## [Short problem]
Give all of the lines again exactly as they read.

::: Records

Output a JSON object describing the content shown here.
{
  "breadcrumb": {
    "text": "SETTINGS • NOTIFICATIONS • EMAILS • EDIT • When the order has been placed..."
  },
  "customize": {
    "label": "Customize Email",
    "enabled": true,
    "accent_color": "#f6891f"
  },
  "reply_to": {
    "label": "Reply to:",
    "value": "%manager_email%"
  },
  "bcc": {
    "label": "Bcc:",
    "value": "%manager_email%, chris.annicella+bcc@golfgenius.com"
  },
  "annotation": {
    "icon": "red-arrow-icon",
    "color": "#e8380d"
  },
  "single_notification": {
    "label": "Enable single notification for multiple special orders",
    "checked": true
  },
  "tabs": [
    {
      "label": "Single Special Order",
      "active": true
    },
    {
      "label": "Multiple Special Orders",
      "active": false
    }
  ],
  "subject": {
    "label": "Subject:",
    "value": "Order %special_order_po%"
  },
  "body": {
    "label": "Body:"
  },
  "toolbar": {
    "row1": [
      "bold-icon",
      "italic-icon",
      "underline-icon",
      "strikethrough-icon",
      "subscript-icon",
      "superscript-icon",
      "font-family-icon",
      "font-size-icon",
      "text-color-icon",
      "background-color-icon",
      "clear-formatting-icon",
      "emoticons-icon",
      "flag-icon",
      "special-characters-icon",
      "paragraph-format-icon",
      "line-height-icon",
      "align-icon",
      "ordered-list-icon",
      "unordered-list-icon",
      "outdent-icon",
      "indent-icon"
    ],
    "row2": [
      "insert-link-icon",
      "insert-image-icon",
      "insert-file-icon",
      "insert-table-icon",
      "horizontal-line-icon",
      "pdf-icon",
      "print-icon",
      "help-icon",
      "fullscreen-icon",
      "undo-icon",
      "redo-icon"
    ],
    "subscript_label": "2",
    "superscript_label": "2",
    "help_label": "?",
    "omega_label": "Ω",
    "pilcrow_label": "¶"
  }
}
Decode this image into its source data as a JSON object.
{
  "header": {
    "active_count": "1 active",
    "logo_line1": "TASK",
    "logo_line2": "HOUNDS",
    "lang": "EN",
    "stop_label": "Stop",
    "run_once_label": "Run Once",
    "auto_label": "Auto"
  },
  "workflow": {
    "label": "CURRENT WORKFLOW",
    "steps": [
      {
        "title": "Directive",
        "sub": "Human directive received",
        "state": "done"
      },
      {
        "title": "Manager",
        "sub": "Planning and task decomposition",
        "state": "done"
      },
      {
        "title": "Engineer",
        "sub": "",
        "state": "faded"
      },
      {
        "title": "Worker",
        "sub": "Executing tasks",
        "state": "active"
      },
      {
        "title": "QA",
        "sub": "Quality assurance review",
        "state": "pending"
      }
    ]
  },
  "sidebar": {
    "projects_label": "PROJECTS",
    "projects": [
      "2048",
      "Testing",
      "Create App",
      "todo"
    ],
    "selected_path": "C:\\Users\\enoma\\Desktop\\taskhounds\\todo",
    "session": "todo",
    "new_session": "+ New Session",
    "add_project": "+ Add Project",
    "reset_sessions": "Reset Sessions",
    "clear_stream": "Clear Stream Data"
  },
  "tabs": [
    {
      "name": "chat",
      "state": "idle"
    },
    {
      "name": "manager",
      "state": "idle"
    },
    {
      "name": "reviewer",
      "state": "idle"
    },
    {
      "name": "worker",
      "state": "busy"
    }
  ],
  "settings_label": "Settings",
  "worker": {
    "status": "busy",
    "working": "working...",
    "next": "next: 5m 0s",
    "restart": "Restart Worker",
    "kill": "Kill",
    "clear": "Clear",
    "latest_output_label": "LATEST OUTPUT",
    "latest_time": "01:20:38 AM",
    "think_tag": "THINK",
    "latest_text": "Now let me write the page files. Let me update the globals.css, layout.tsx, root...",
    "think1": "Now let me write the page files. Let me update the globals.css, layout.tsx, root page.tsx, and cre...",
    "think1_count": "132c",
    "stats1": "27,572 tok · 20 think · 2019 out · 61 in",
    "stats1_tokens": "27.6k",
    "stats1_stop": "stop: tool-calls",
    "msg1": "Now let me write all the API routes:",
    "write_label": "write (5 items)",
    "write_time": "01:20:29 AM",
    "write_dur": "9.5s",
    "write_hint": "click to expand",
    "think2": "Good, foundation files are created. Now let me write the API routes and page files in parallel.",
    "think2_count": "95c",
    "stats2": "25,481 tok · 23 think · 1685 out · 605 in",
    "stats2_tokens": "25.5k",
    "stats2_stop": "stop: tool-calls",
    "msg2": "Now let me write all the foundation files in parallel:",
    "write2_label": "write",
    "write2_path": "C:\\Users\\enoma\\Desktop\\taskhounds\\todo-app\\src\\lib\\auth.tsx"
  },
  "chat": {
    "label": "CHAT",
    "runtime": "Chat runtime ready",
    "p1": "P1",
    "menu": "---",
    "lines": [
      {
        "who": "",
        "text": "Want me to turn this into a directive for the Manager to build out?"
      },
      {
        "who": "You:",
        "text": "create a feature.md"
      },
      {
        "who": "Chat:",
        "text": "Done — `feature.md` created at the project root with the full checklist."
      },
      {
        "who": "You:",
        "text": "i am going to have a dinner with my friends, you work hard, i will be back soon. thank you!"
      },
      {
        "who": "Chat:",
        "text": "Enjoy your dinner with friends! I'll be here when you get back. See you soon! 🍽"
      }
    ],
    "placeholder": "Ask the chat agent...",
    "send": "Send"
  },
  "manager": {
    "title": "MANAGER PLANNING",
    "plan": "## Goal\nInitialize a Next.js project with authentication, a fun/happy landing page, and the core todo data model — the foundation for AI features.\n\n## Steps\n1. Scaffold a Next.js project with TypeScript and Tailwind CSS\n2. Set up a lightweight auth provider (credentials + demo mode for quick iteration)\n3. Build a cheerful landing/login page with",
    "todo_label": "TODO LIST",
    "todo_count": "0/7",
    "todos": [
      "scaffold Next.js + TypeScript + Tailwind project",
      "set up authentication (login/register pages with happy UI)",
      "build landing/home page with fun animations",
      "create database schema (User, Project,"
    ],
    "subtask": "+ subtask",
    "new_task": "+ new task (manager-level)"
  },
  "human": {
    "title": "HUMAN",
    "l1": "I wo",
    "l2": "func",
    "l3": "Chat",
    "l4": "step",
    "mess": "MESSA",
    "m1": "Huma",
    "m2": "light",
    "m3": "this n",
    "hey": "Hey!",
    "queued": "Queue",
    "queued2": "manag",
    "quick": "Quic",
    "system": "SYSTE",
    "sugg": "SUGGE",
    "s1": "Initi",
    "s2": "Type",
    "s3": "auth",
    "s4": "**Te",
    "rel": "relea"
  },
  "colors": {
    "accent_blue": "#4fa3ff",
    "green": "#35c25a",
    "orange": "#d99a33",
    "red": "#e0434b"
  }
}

::::::

## [The result]
Output a JSON object describing the content shown here.
{
  "breadcrumb": {
    "text": "SETTINGS • NOTIFICATIONS • EMAILS • EDIT • When the order has been placed..."
  },
  "customize": {
    "label": "Customize Email",
    "enabled": true,
    "accent_color": "#f6891f"
  },
  "reply_to": {
    "label": "Reply to:",
    "value": "%manager_email%"
  },
  "bcc": {
    "label": "Bcc:",
    "value": "%manager_email%, chris.annicella+bcc@golfgenius.com"
  },
  "annotation": {
    "icon": "red-arrow-icon",
    "color": "#e8380d"
  },
  "single_notification": {
    "label": "Enable single notification for multiple special orders",
    "checked": true
  },
  "tabs": [
    {
      "label": "Single Special Order",
      "active": true
    },
    {
      "label": "Multiple Special Orders",
      "active": false
    }
  ],
  "subject": {
    "label": "Subject:",
    "value": "Order %special_order_po%"
  },
  "body": {
    "label": "Body:"
  },
  "toolbar": {
    "row1": [
      "bold-icon",
      "italic-icon",
      "underline-icon",
      "strikethrough-icon",
      "subscript-icon",
      "superscript-icon",
      "font-family-icon",
      "font-size-icon",
      "text-color-icon",
      "background-color-icon",
      "clear-formatting-icon",
      "emoticons-icon",
      "flag-icon",
      "special-characters-icon",
      "paragraph-format-icon",
      "line-height-icon",
      "align-icon",
      "ordered-list-icon",
      "unordered-list-icon",
      "outdent-icon",
      "indent-icon"
    ],
    "row2": [
      "insert-link-icon",
      "insert-image-icon",
      "insert-file-icon",
      "insert-table-icon",
      "horizontal-line-icon",
      "pdf-icon",
      "print-icon",
      "help-icon",
      "fullscreen-icon",
      "undo-icon",
      "redo-icon"
    ],
    "subscript_label": "2",
    "superscript_label": "2",
    "help_label": "?",
    "omega_label": "Ω",
    "pilcrow_label": "¶"
  }
}
Decode this image into its source data as a JSON object.
{
  "header": {
    "active_count": "1 active",
    "logo_line1": "TASK",
    "logo_line2": "HOUNDS",
    "lang": "EN",
    "stop_label": "Stop",
    "run_once_label": "Run Once",
    "auto_label": "Auto"
  },
  "workflow": {
    "label": "CURRENT WORKFLOW",
    "steps": [
      {
        "title": "Directive",
        "sub": "Human directive received",
        "state": "done"
      },
      {
        "title": "Manager",
        "sub": "Planning and task decomposition",
        "state": "done"
      },
      {
        "title": "Engineer",
        "sub": "",
        "state": "faded"
      },
      {
        "title": "Worker",
        "sub": "Executing tasks",
        "state": "active"
      },
      {
        "title": "QA",
        "sub": "Quality assurance review",
        "state": "pending"
      }
    ]
  },
  "sidebar": {
    "projects_label": "PROJECTS",
    "projects": [
      "2048",
      "Testing",
      "Create App",
      "todo"
    ],
    "selected_path": "C:\\Users\\enoma\\Desktop\\taskhounds\\todo",
    "session": "todo",
    "new_session": "+ New Session",
    "add_project": "+ Add Project",
    "reset_sessions": "Reset Sessions",
    "clear_stream": "Clear Stream Data"
  },
  "tabs": [
    {
      "name": "chat",
      "state": "idle"
    },
    {
      "name": "manager",
      "state": "idle"
    },
    {
      "name": "reviewer",
      "state": "idle"
    },
    {
      "name": "worker",
      "state": "busy"
    }
  ],
  "settings_label": "Settings",
  "worker": {
    "status": "busy",
    "working": "working...",
    "next": "next: 5m 0s",
    "restart": "Restart Worker",
    "kill": "Kill",
    "clear": "Clear",
    "latest_output_label": "LATEST OUTPUT",
    "latest_time": "01:20:38 AM",
    "think_tag": "THINK",
    "latest_text": "Now let me write the page files. Let me update the globals.css, layout.tsx, root...",
    "think1": "Now let me write the page files. Let me update the globals.css, layout.tsx, root page.tsx, and cre...",
    "think1_count": "132c",
    "stats1": "27,572 tok · 20 think · 2019 out · 61 in",
    "stats1_tokens": "27.6k",
    "stats1_stop": "stop: tool-calls",
    "msg1": "Now let me write all the API routes:",
    "write_label": "write (5 items)",
    "write_time": "01:20:29 AM",
    "write_dur": "9.5s",
    "write_hint": "click to expand",
    "think2": "Good, foundation files are created. Now let me write the API routes and page files in parallel.",
    "think2_count": "95c",
    "stats2": "25,481 tok · 23 think · 1685 out · 605 in",
    "stats2_tokens": "25.5k",
    "stats2_stop": "stop: tool-calls",
    "msg2": "Now let me write all the foundation files in parallel:",
    "write2_label": "write",
    "write2_path": "C:\\Users\\enoma\\Desktop\\taskhounds\\todo-app\\src\\lib\\auth.tsx"
  },
  "chat": {
    "label": "CHAT",
    "runtime": "Chat runtime ready",
    "p1": "P1",
    "menu": "---",
    "lines": [
      {
        "who": "",
        "text": "Want me to turn this into a directive for the Manager to build out?"
      },
      {
        "who": "You:",
        "text": "create a feature.md"
      },
      {
        "who": "Chat:",
        "text": "Done — `feature.md` created at the project root with the full checklist."
      },
      {
        "who": "You:",
        "text": "i am going to have a dinner with my friends, you work hard, i will be back soon. thank you!"
      },
      {
        "who": "Chat:",
        "text": "Enjoy your dinner with friends! I'll be here when you get back. See you soon! 🍽"
      }
    ],
    "placeholder": "Ask the chat agent...",
    "send": "Send"
  },
  "manager": {
    "title": "MANAGER PLANNING",
    "plan": "## Goal\nInitialize a Next.js project with authentication, a fun/happy landing page, and the core todo data model — the foundation for AI features.\n\n## Steps\n1. Scaffold a Next.js project with TypeScript and Tailwind CSS\n2. Set up a lightweight auth provider (credentials + demo mode for quick iteration)\n3. Build a cheerful landing/login page with",
    "todo_label": "TODO LIST",
    "todo_count": "0/7",
    "todos": [
      "scaffold Next.js + TypeScript + Tailwind project",
      "set up authentication (login/register pages with happy UI)",
      "build landing/home page with fun animations",
      "create database schema (User, Project,"
    ],
    "subtask": "+ subtask",
    "new_task": "+ new task (manager-level)"
  },
  "human": {
    "title": "HUMAN",
    "l1": "I wo",
    "l2": "func",
    "l3": "Chat",
    "l4": "step",
    "mess": "MESSA",
    "m1": "Huma",
    "m2": "light",
    "m3": "this n",
    "hey": "Hey!",
    "queued": "Queue",
    "queued2": "manag",
    "quick": "Quic",
    "system": "SYSTE",
    "sugg": "SUGGE",
    "s1": "Initi",
    "s2": "Type",
    "s3": "auth",
    "s4": "**Te",
    "rel": "relea"
  },
  "colors": {
    "accent_blue": "#4fa3ff",
    "green": "#35c25a",
    "orange": "#d99a33",
    "red": "#e0434b"
  }
}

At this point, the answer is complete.